[What the exercise asks] Pull every line that holds the word "retroreflective" from the entries.

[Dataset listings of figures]
★ ★ ★ ★ ★

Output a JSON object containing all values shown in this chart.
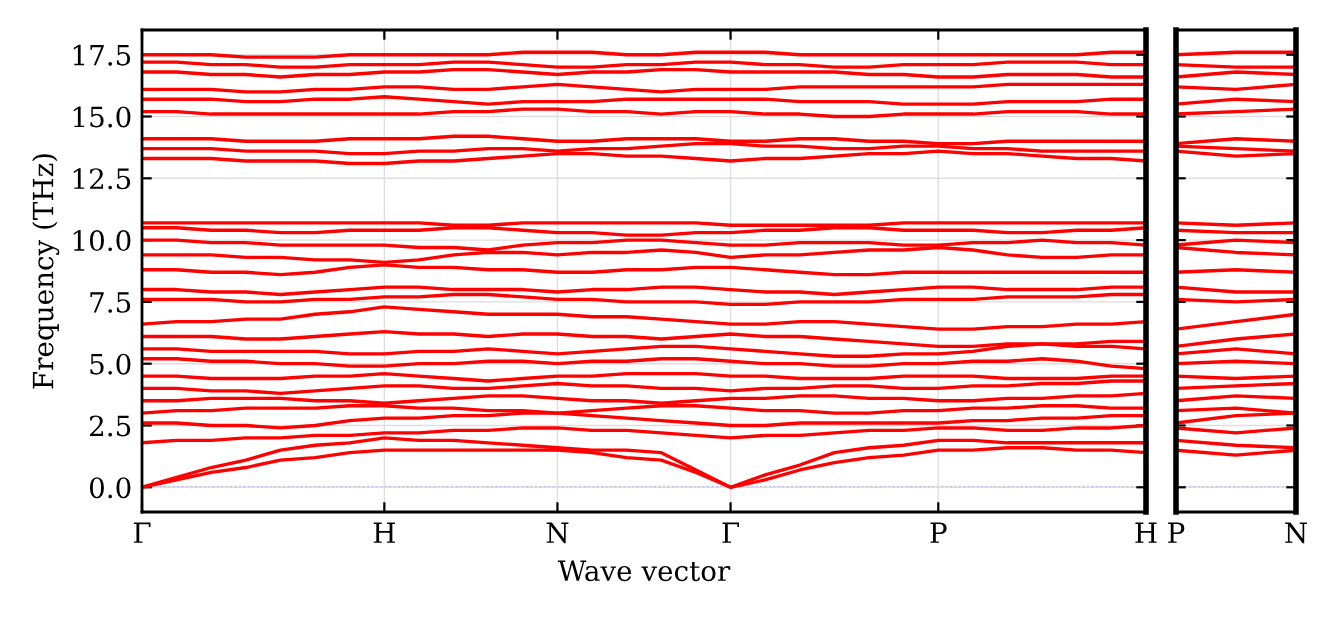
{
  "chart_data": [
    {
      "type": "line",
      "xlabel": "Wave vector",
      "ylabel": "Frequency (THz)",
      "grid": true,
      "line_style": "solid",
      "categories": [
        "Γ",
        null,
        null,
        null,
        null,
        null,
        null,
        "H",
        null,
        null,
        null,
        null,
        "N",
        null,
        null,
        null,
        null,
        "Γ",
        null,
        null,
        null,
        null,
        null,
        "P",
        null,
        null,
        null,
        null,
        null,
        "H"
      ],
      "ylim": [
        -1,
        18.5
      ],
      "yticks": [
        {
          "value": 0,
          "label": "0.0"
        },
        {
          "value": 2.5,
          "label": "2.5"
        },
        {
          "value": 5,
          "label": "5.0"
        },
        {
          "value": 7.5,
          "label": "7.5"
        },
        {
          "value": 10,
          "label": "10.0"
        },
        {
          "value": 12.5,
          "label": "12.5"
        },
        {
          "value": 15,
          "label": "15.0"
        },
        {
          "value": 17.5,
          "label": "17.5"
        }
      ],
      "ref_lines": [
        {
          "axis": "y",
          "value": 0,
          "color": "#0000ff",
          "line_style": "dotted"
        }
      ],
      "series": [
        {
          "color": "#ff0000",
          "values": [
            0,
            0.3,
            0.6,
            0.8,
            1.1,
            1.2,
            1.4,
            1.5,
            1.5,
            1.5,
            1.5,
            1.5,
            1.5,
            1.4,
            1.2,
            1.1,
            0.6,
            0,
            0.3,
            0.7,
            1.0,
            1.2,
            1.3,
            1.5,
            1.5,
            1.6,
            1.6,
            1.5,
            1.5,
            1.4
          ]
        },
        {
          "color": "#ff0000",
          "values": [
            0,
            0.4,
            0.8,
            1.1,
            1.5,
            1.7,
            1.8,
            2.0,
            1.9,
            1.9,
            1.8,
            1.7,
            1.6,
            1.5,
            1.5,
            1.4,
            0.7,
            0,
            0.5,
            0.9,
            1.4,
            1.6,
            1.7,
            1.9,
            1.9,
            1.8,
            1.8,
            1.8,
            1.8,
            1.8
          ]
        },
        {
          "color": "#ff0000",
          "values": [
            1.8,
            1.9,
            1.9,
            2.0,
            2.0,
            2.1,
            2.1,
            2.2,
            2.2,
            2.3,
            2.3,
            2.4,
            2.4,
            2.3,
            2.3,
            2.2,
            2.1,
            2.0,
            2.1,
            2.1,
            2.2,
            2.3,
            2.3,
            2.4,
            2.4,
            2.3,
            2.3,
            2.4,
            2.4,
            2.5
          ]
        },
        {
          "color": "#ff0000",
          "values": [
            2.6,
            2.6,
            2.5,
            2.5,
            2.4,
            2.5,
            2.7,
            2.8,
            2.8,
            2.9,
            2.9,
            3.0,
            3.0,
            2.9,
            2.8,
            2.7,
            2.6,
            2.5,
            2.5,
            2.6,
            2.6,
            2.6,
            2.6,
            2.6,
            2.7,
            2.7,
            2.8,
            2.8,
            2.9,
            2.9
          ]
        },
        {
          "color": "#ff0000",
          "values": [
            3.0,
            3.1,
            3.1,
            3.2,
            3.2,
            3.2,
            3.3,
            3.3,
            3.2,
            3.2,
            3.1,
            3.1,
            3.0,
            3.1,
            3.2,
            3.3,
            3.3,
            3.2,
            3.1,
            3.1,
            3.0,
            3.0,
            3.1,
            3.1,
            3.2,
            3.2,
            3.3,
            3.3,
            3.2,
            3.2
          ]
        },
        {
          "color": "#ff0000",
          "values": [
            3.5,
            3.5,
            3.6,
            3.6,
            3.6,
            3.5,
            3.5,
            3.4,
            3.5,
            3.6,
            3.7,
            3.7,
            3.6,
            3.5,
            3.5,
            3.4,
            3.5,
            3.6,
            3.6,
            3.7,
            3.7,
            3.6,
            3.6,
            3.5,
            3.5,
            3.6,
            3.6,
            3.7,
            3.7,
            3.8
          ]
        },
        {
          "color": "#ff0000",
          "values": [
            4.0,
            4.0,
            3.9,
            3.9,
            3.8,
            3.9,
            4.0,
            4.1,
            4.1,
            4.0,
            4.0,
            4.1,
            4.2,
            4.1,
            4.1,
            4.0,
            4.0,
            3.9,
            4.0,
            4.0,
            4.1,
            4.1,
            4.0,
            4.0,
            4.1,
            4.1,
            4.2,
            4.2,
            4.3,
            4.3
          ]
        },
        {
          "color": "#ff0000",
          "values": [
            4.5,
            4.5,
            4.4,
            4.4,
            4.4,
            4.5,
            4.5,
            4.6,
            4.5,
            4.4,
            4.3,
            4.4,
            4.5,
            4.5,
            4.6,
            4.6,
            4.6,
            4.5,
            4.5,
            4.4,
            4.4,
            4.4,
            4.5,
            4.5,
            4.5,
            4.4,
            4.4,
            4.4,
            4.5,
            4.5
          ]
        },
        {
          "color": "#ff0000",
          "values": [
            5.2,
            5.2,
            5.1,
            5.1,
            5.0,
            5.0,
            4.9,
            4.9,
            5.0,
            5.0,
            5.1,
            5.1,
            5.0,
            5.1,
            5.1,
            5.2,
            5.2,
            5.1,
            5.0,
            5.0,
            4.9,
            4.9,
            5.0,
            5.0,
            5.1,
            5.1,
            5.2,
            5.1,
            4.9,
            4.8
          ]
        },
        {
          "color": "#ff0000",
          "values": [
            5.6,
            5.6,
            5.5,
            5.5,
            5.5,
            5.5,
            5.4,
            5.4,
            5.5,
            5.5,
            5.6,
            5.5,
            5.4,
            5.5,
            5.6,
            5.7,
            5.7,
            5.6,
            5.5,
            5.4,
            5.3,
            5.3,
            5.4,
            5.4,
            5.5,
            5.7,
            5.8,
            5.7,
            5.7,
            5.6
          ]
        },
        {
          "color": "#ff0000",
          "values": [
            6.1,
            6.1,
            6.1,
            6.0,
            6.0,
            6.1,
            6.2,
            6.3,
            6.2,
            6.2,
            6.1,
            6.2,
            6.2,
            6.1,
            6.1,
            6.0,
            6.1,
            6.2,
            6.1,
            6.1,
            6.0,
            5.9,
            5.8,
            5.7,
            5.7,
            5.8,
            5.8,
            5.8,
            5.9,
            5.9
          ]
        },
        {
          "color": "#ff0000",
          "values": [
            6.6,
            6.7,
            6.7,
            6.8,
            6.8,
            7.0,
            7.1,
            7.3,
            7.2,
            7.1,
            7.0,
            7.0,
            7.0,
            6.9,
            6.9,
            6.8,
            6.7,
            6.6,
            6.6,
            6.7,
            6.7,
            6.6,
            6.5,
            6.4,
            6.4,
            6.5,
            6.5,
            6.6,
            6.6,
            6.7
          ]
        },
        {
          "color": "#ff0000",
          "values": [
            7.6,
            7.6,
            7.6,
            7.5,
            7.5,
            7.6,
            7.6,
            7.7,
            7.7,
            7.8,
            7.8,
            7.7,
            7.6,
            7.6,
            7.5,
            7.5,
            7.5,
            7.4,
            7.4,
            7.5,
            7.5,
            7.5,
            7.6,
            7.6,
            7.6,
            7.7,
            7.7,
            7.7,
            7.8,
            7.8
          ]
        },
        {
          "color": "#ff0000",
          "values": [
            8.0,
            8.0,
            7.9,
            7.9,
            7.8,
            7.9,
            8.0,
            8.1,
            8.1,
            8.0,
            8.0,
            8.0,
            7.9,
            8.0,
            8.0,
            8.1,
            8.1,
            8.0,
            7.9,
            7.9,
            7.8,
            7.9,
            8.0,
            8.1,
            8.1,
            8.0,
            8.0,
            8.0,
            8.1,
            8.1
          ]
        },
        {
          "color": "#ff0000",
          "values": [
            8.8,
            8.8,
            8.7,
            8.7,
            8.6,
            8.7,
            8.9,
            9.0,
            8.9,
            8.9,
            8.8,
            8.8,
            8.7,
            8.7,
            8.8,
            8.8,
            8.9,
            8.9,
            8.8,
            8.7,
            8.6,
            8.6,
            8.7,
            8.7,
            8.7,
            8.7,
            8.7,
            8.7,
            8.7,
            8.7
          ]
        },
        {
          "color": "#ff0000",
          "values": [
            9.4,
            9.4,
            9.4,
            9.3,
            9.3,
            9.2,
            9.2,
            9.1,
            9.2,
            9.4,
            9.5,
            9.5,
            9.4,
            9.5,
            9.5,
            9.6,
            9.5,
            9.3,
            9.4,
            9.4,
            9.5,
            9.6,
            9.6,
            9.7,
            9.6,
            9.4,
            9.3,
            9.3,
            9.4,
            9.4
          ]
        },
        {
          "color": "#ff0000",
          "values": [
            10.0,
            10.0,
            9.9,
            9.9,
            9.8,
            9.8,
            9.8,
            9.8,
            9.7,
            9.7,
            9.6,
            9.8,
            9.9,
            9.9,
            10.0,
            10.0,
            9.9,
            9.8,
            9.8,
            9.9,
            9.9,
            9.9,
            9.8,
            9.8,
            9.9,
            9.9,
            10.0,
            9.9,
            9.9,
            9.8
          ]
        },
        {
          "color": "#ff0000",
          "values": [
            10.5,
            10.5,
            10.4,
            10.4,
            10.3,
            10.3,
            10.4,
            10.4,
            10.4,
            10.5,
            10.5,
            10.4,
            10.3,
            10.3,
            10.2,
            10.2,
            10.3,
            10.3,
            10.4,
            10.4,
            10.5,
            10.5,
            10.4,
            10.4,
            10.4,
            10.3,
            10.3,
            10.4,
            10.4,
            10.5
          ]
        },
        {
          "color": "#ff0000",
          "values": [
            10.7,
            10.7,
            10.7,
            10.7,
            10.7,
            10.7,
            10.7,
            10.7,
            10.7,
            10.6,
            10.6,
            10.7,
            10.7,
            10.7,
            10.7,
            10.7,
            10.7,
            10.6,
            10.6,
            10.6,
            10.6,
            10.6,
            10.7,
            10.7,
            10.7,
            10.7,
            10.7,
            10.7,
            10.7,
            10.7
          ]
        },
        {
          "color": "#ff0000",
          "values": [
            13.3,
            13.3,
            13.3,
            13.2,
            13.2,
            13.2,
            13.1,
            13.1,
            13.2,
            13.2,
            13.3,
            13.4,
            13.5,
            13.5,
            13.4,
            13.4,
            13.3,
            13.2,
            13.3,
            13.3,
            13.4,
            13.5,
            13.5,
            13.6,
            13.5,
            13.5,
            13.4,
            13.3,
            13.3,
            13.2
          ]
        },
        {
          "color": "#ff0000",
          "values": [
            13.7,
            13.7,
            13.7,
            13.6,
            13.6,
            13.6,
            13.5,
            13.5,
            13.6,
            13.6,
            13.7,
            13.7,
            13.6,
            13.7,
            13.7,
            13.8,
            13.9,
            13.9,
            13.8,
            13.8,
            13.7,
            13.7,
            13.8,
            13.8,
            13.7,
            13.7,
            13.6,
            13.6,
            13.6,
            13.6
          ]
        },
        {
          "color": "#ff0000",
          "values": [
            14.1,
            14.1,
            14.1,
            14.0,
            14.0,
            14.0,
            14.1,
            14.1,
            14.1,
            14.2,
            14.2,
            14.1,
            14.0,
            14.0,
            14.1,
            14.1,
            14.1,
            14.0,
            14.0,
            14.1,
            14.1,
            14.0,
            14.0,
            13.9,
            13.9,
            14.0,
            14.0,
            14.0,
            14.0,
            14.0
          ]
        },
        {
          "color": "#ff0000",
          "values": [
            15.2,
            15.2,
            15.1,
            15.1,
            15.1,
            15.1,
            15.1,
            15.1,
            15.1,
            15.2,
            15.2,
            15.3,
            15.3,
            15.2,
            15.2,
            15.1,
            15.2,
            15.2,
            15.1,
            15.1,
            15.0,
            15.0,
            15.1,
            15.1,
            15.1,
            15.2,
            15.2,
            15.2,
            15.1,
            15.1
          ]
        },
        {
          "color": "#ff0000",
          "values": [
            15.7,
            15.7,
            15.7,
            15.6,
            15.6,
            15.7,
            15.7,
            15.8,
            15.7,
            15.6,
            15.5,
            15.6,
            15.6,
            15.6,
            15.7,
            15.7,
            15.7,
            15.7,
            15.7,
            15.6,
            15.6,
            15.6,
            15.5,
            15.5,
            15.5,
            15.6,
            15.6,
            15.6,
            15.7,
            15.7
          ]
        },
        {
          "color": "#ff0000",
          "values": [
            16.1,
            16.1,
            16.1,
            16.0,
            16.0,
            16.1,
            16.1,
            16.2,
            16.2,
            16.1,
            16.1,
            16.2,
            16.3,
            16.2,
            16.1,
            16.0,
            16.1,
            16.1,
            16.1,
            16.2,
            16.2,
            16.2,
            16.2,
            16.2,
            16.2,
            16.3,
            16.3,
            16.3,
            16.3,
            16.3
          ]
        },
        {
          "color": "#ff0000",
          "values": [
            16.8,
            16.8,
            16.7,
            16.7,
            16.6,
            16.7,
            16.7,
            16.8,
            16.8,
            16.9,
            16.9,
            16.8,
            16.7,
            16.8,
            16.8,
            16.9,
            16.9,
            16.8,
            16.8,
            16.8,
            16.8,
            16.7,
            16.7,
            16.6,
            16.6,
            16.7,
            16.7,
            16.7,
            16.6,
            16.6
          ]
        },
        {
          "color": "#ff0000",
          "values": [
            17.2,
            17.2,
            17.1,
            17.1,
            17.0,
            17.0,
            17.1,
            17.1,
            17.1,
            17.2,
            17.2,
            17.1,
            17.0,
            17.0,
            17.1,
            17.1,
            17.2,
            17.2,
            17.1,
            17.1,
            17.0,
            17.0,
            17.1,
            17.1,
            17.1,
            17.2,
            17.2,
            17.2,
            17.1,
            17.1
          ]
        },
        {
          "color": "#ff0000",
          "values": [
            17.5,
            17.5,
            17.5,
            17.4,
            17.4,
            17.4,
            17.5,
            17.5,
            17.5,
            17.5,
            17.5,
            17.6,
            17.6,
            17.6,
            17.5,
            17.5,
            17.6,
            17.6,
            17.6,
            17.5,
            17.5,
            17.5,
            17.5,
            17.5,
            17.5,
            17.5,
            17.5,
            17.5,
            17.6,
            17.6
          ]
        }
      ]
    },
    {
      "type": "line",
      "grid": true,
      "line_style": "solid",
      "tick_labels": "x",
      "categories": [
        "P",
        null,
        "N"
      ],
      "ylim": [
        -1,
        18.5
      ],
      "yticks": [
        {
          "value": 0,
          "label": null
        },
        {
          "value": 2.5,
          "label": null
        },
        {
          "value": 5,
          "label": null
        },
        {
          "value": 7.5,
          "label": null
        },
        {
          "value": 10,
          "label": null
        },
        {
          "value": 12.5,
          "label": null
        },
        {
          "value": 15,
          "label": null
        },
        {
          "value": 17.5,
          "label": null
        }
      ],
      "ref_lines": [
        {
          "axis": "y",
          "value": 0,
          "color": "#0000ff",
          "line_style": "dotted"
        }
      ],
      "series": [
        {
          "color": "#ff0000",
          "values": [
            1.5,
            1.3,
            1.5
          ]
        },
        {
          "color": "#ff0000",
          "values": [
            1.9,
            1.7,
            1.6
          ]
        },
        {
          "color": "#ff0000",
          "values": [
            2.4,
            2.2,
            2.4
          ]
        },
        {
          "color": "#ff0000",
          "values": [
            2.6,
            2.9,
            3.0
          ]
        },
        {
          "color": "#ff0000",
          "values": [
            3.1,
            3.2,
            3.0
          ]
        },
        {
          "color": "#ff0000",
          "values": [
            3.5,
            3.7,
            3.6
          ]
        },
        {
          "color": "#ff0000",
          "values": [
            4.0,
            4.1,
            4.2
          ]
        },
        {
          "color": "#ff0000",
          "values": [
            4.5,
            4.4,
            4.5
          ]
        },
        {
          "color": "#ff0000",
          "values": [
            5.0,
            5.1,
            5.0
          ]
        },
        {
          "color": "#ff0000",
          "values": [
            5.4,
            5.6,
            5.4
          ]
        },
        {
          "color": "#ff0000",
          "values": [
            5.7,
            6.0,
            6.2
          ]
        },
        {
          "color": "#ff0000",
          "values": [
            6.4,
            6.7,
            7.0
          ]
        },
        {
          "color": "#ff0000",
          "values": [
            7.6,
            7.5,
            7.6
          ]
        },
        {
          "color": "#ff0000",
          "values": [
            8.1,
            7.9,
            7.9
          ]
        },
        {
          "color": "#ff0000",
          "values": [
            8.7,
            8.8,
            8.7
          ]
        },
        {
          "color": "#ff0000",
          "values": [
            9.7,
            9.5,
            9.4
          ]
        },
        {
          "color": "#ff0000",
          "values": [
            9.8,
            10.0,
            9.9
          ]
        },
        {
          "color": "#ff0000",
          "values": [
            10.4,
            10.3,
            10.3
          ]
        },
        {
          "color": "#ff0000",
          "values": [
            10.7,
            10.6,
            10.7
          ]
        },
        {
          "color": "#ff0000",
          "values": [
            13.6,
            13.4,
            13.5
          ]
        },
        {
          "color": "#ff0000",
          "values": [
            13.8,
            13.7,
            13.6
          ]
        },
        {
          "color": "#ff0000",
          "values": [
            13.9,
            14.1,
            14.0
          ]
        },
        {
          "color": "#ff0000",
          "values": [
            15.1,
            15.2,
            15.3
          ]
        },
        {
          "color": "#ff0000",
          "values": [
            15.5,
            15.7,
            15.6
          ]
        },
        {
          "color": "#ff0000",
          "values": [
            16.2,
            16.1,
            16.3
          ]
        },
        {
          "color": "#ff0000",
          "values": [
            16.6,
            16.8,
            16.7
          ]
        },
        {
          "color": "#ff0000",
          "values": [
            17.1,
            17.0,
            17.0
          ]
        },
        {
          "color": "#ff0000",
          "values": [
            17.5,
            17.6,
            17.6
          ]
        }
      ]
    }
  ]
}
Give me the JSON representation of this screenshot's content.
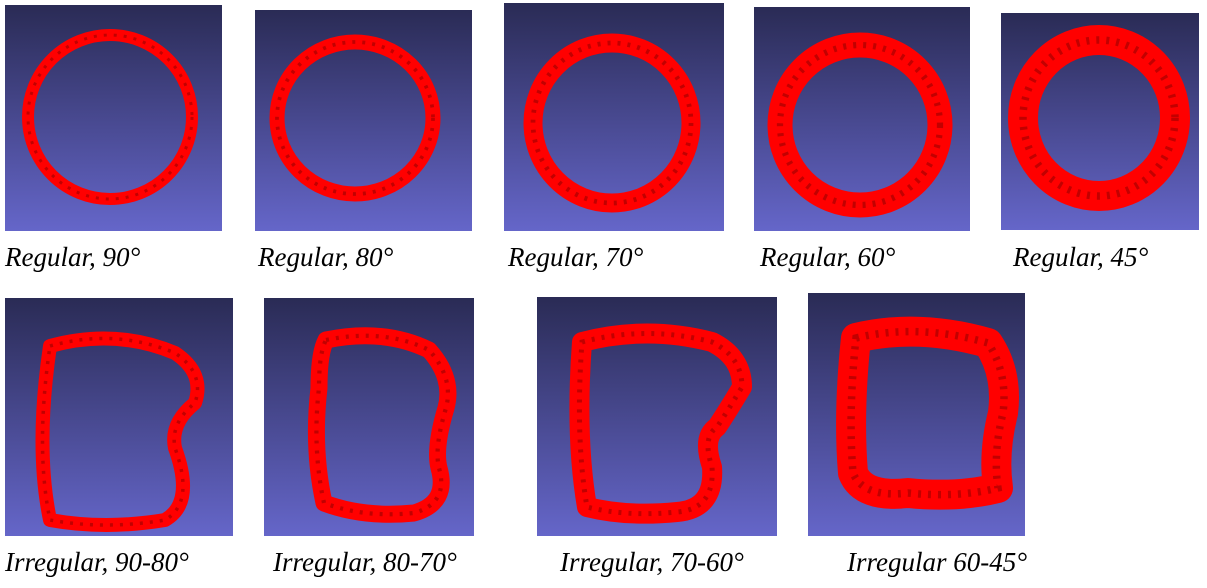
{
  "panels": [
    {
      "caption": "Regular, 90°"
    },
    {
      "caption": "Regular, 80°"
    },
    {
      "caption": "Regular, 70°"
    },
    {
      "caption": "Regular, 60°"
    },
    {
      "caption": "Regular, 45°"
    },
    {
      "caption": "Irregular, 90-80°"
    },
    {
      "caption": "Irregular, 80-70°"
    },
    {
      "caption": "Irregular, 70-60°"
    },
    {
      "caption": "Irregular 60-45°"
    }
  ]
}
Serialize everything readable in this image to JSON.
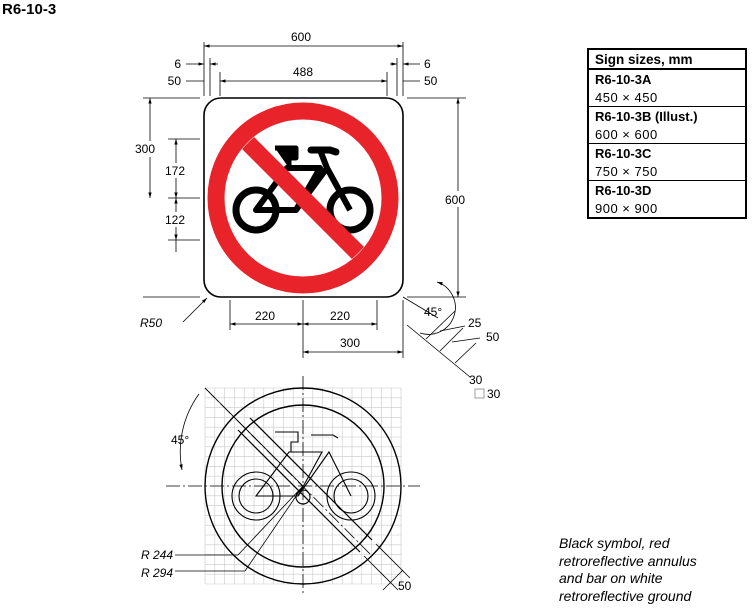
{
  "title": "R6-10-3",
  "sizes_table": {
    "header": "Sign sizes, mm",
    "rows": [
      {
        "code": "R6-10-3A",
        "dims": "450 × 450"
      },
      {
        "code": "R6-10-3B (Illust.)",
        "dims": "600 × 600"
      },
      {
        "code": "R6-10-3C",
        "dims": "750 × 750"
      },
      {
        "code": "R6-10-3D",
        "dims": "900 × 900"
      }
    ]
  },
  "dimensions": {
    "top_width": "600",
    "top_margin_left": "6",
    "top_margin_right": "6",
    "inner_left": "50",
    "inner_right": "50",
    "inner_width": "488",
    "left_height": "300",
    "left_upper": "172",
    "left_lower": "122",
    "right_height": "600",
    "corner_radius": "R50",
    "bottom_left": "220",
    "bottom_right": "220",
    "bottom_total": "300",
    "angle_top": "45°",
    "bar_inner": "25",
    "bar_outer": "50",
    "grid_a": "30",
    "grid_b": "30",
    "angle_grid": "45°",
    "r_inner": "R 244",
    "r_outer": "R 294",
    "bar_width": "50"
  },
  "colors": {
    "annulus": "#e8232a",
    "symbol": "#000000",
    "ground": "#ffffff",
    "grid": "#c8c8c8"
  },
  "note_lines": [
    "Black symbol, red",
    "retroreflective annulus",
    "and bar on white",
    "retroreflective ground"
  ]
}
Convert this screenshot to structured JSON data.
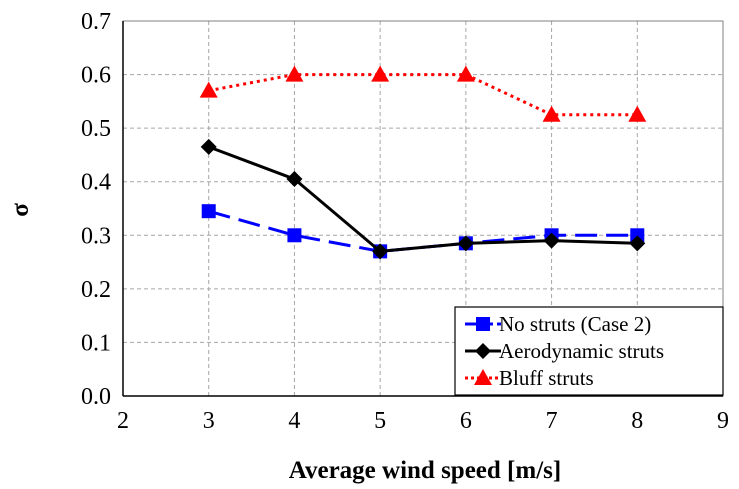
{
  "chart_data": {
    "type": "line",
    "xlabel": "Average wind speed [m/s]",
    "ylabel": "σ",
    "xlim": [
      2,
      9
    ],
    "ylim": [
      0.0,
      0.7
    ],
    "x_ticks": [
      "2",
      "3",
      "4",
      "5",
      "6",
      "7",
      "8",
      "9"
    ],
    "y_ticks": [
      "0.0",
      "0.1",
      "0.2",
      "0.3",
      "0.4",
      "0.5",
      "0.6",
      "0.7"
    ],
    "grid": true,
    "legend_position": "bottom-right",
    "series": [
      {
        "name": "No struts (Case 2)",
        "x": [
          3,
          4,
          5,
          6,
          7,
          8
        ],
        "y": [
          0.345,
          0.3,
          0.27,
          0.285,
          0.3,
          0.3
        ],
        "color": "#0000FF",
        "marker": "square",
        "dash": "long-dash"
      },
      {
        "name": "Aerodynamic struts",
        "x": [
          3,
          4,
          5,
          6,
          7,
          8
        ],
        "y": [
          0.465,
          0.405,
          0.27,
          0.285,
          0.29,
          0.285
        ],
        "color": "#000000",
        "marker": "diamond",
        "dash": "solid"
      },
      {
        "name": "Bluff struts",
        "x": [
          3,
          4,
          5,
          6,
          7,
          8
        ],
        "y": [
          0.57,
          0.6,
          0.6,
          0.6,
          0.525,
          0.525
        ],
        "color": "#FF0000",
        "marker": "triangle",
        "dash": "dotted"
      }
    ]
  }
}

★ ★ ★ ★ ★

[Finished task]
    "retroreflective annulus",
    "retroreflective ground"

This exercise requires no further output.